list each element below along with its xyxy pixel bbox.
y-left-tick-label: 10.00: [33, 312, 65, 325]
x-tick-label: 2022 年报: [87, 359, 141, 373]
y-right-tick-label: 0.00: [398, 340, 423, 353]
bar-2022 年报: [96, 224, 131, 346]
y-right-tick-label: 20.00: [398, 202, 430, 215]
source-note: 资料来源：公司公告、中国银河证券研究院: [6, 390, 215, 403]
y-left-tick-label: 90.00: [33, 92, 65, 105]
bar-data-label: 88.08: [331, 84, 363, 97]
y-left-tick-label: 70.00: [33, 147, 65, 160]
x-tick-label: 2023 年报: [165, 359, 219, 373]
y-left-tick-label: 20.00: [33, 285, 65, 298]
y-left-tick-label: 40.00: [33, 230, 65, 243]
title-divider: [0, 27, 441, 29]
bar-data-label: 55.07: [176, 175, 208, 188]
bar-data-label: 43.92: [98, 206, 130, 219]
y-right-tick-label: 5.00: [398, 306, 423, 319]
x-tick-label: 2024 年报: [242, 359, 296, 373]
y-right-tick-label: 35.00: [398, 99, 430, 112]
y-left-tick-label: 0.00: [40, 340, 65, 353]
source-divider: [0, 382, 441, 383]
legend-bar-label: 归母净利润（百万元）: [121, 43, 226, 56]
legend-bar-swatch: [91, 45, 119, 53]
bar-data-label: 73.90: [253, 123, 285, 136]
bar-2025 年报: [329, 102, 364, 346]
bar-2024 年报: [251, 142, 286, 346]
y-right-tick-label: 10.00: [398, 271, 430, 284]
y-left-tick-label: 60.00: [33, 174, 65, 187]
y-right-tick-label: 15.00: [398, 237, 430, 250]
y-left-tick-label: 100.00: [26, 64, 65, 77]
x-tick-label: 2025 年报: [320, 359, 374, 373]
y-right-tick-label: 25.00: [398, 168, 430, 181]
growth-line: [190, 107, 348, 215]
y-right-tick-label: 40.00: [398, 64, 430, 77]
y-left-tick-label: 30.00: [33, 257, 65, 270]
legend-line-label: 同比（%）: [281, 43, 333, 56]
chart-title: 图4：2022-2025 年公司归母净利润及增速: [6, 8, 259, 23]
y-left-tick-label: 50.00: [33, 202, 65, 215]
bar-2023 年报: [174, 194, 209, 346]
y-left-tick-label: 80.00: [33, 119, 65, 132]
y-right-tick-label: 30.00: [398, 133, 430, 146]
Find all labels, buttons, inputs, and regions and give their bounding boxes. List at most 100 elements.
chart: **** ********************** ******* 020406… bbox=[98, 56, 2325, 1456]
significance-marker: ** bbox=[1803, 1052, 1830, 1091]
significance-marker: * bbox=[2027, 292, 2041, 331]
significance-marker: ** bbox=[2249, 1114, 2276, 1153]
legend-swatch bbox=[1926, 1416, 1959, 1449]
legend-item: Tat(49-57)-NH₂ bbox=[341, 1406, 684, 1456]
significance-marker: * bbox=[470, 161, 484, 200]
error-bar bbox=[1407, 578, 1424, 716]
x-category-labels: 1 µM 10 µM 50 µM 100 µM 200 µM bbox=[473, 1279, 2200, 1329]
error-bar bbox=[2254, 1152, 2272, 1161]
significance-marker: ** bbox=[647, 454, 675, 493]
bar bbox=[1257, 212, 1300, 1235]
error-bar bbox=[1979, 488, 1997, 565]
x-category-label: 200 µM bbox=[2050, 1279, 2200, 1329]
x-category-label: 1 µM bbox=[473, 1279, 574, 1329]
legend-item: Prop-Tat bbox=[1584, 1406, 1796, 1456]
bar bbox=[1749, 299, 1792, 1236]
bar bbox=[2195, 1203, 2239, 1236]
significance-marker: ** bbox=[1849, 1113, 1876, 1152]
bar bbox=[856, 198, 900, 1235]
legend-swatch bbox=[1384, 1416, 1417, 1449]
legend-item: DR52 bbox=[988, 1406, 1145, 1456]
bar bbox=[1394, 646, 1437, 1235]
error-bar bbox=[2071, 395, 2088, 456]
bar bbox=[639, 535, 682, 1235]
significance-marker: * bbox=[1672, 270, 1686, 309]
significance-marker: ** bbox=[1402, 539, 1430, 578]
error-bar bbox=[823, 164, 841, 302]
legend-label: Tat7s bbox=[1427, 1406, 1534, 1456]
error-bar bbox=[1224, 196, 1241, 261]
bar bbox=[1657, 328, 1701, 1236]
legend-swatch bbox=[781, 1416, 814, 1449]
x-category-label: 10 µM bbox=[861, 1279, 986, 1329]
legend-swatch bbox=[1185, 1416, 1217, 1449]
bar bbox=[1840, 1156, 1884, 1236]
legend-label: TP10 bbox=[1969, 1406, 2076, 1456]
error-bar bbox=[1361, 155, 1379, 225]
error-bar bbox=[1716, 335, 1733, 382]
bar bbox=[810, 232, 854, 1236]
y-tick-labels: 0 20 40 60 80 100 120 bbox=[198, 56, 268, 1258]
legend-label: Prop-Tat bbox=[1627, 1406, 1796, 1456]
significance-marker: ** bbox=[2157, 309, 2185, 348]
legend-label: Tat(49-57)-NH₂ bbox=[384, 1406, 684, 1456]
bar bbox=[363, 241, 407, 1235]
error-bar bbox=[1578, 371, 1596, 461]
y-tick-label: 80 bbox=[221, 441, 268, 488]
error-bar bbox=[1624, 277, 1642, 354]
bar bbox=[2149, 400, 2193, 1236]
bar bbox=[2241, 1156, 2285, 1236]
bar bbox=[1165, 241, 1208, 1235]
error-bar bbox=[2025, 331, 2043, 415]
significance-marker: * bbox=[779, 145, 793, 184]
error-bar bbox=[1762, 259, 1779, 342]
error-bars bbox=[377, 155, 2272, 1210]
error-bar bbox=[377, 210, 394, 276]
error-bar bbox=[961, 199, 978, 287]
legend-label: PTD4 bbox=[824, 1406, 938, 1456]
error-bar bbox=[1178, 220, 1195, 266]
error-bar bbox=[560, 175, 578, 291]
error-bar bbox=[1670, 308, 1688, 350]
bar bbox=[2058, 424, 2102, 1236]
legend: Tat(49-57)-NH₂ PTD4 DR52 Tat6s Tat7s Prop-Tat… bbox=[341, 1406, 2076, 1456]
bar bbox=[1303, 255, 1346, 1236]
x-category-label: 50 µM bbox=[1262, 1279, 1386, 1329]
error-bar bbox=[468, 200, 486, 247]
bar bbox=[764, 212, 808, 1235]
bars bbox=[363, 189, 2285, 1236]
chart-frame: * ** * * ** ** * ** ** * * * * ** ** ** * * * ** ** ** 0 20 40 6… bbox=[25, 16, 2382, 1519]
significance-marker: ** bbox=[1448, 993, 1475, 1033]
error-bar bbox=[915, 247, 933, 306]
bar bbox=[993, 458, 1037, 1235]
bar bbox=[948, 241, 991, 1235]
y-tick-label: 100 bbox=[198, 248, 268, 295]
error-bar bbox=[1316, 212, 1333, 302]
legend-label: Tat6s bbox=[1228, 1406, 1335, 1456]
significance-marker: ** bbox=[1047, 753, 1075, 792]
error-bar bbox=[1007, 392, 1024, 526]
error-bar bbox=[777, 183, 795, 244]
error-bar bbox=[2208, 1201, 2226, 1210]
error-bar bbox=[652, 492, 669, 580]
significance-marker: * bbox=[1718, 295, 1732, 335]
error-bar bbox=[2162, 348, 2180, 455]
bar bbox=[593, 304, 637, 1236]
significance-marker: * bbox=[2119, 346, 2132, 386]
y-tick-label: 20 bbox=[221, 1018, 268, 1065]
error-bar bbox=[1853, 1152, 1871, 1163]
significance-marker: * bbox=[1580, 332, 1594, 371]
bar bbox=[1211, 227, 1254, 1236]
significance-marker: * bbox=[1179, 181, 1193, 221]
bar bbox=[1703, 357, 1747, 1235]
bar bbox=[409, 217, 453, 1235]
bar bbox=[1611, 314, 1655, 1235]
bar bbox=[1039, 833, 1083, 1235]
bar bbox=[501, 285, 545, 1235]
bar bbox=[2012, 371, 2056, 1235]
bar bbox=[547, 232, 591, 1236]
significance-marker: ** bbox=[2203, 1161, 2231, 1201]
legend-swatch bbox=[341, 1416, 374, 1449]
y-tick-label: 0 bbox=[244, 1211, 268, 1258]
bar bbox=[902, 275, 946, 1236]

**STATED GOAL**: Please gather and copy out every line in the records above that contains the string "left". Case counts.

**WRITTEN SOLUTION**:
y-left-tick-label: 10.00: [33, 312, 65, 325]
y-left-tick-label: 90.00: [33, 92, 65, 105]
y-left-tick-label: 70.00: [33, 147, 65, 160]
y-left-tick-label: 20.00: [33, 285, 65, 298]
y-left-tick-label: 40.00: [33, 230, 65, 243]
y-left-tick-label: 0.00: [40, 340, 65, 353]
y-left-tick-label: 60.00: [33, 174, 65, 187]
y-left-tick-label: 100.00: [26, 64, 65, 77]
y-left-tick-label: 30.00: [33, 257, 65, 270]
y-left-tick-label: 50.00: [33, 202, 65, 215]
y-left-tick-label: 80.00: [33, 119, 65, 132]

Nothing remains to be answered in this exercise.